▶ **Work instructions**:
Filter this material down to the lines that hold "Расходы", copying each one.

(Collected data entries)
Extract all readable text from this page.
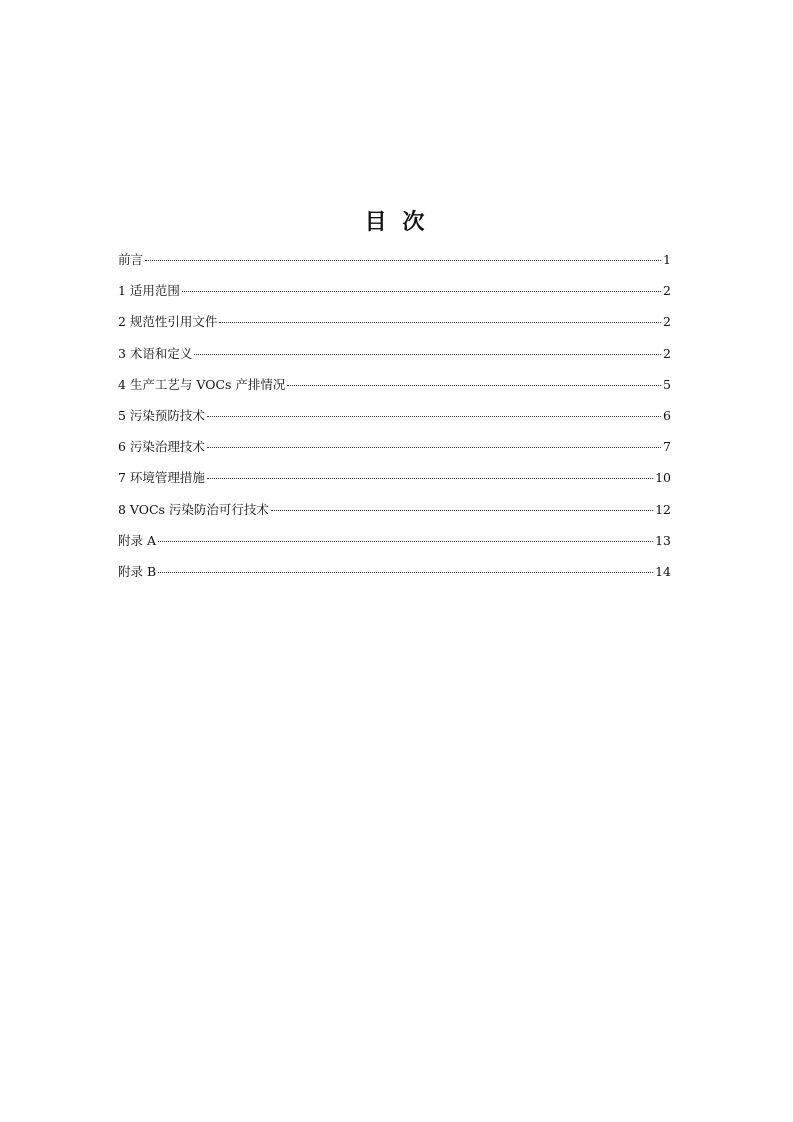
目 次
前言	1
1 适用范围	2
2 规范性引用文件	2
3 术语和定义	2
4 生产工艺与 VOCs 产排情况	5
5 污染预防技术	6
6 污染治理技术	7
7 环境管理措施	10
8 VOCs 污染防治可行技术	12
附录 A	13
附录 B	14
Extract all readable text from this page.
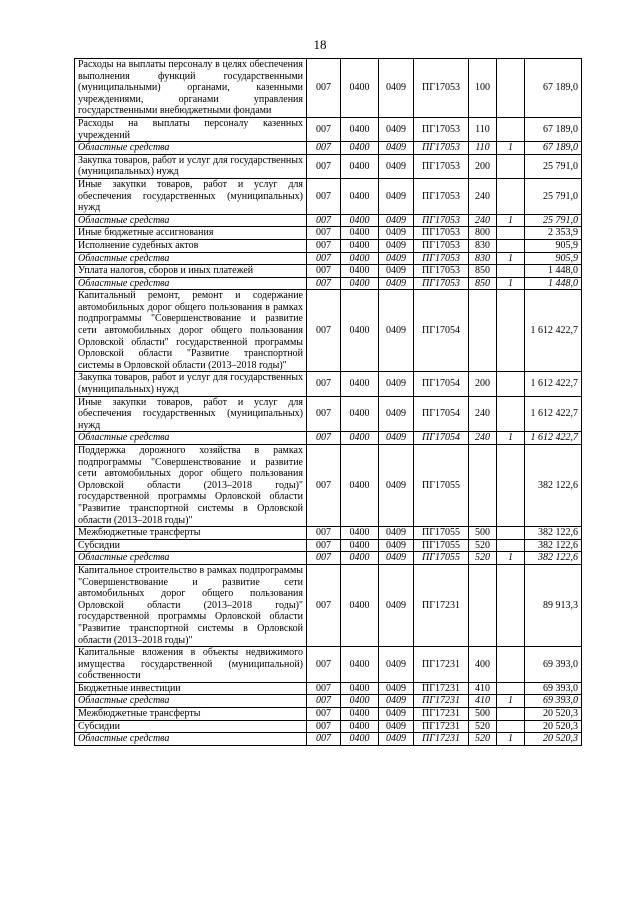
18
Расходы на выплаты персоналу в целях обеспечения выполнения функций государственными (муниципальными) органами, казенными учреждениями, органами управления государственными внебюджетными фондами	007	0400	0409	ПГ17053	100		67 189,0
Расходы на выплаты персоналу казенных учреждений	007	0400	0409	ПГ17053	110		67 189,0
Областные средства	007	0400	0409	ПГ17053	110	1	67 189,0
Закупка товаров, работ и услуг для государственных (муниципальных) нужд	007	0400	0409	ПГ17053	200		25 791,0
Иные закупки товаров, работ и услуг для обеспечения государственных (муниципальных) нужд	007	0400	0409	ПГ17053	240		25 791,0
Областные средства	007	0400	0409	ПГ17053	240	1	25 791,0
Иные бюджетные ассигнования	007	0400	0409	ПГ17053	800		2 353,9
Исполнение судебных актов	007	0400	0409	ПГ17053	830		905,9
Областные средства	007	0400	0409	ПГ17053	830	1	905,9
Уплата налогов, сборов и иных платежей	007	0400	0409	ПГ17053	850		1 448,0
Областные средства	007	0400	0409	ПГ17053	850	1	1 448,0
Капитальный ремонт, ремонт и содержание автомобильных дорог общего пользования в рамках подпрограммы "Совершенствование и развитие сети автомобильных дорог общего пользования Орловской области" государственной программы Орловской области "Развитие транспортной системы в Орловской области (2013–2018 годы)"	007	0400	0409	ПГ17054			1 612 422,7
Закупка товаров, работ и услуг для государственных (муниципальных) нужд	007	0400	0409	ПГ17054	200		1 612 422,7
Иные закупки товаров, работ и услуг для обеспечения государственных (муниципальных) нужд	007	0400	0409	ПГ17054	240		1 612 422,7
Областные средства	007	0400	0409	ПГ17054	240	1	1 612 422,7
Поддержка дорожного хозяйства в рамках подпрограммы "Совершенствование и развитие сети автомобильных дорог общего пользования Орловской области (2013–2018 годы)" государственной программы Орловской области "Развитие транспортной системы в Орловской области (2013–2018 годы)"	007	0400	0409	ПГ17055			382 122,6
Межбюджетные трансферты	007	0400	0409	ПГ17055	500		382 122,6
Субсидии	007	0400	0409	ПГ17055	520		382 122,6
Областные средства	007	0400	0409	ПГ17055	520	1	382 122,6
Капитальное строительство в рамках подпрограммы "Совершенствование и развитие сети автомобильных дорог общего пользования Орловской области (2013–2018 годы)" государственной программы Орловской области "Развитие транспортной системы в Орловской области (2013–2018 годы)"	007	0400	0409	ПГ17231			89 913,3
Капитальные вложения в объекты недвижимого имущества государственной (муниципальной) собственности	007	0400	0409	ПГ17231	400		69 393,0
Бюджетные инвестиции	007	0400	0409	ПГ17231	410		69 393,0
Областные средства	007	0400	0409	ПГ17231	410	1	69 393,0
Межбюджетные трансферты	007	0400	0409	ПГ17231	500		20 520,3
Субсидии	007	0400	0409	ПГ17231	520		20 520,3
Областные средства	007	0400	0409	ПГ17231	520	1	20 520,3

▶ **Result of this task**:
Расходы на выплаты персоналу в целях обеспечения выполнения функций государственными (муниципальными) органами, казенными учреждениями, органами управления государственными внебюджетными фондами	007	0400	0409	ПГ17053	100		67 189,0
Расходы на выплаты персоналу казенных учреждений	007	0400	0409	ПГ17053	110		67 189,0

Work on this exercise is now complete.